Exercise requirements: Separate out the lines that hold "JSON".

Stored data:

# # # #

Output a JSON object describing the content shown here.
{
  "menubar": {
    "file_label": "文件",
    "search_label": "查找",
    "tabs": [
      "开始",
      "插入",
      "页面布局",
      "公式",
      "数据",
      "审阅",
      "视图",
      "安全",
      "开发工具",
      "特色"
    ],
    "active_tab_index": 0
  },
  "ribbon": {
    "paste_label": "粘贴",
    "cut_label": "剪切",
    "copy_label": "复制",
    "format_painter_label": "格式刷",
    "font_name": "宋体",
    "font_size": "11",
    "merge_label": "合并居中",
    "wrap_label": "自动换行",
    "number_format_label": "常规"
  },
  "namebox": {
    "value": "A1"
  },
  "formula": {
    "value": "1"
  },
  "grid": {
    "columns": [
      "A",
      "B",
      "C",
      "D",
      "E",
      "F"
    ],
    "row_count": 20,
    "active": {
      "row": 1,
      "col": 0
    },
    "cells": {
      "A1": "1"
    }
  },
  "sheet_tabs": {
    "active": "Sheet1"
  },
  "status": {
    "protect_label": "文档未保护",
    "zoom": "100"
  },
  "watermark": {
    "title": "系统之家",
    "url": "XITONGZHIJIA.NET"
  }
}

# # # #

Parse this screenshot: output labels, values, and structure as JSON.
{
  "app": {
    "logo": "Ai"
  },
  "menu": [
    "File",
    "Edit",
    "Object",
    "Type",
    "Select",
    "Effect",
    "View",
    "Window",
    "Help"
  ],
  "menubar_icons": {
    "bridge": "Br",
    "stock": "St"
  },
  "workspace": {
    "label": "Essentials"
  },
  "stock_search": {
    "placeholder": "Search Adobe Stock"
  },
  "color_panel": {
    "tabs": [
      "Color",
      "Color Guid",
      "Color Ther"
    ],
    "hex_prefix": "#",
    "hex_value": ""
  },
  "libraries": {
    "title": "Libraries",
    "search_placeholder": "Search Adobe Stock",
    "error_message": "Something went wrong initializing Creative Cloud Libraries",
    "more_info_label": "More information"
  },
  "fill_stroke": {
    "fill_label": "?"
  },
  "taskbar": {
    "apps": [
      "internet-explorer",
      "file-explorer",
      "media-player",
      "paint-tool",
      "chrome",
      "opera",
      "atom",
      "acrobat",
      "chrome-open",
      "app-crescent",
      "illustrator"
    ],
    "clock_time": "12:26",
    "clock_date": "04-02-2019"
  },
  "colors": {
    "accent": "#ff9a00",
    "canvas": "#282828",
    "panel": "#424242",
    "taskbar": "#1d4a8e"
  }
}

# # # #

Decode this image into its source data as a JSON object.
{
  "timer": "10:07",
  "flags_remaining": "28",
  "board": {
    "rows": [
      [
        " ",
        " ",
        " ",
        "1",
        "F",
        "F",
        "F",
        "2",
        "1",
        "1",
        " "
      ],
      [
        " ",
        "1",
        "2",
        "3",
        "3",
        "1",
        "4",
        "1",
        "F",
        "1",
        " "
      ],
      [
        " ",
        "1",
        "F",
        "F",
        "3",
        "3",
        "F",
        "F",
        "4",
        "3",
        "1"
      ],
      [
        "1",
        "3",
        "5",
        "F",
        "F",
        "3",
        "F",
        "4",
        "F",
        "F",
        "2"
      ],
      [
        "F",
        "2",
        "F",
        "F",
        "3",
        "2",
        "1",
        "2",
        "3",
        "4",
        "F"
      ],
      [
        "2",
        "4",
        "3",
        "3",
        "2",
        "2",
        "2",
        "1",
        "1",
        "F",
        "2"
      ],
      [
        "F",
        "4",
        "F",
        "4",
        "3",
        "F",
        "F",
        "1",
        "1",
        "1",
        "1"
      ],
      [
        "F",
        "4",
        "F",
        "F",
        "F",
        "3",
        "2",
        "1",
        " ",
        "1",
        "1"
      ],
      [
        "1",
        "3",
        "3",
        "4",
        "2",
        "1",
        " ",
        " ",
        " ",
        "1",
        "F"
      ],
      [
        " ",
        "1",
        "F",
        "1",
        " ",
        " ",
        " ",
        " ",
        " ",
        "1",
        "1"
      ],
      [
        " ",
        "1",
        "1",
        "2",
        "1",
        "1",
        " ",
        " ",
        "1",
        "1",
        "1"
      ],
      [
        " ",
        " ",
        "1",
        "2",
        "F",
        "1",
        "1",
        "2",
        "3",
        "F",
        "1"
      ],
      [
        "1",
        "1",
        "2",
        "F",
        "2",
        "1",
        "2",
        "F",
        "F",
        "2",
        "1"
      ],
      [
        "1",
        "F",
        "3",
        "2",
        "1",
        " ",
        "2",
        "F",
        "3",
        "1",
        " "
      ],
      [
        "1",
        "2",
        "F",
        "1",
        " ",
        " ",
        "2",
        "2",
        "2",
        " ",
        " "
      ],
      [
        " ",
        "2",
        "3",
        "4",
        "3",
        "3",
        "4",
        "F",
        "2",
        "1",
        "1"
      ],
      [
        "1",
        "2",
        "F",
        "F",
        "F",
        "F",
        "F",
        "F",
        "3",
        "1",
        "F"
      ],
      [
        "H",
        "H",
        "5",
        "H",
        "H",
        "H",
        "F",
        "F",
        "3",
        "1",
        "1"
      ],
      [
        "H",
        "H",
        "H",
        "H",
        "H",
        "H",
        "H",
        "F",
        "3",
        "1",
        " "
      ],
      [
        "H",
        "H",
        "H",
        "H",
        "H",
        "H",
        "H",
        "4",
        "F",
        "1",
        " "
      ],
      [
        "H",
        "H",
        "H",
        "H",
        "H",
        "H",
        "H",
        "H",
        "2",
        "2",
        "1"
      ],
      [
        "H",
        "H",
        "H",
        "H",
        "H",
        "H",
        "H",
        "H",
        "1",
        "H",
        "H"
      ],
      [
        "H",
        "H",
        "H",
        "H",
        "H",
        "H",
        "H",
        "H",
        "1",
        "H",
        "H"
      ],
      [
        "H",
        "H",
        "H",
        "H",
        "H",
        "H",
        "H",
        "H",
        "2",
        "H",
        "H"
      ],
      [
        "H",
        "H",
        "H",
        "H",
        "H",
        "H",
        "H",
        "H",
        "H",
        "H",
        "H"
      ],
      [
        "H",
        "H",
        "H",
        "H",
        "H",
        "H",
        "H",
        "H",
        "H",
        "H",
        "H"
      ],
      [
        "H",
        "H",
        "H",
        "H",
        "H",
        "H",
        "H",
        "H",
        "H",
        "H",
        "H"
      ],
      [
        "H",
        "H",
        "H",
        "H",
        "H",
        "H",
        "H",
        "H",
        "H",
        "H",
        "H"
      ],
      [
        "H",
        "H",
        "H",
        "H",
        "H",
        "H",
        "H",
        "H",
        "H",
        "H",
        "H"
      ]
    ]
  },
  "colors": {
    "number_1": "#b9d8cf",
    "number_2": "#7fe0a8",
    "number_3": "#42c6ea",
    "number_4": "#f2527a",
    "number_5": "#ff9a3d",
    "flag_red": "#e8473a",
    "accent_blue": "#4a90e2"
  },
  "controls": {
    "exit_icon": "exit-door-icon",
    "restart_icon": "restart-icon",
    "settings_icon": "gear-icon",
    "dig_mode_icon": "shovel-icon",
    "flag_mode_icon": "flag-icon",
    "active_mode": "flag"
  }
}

# # # #

Written reply:
Output a JSON object describing the content shown here.
Parse this screenshot: output labels, values, and structure as JSON.
Decode this image into its source data as a JSON object.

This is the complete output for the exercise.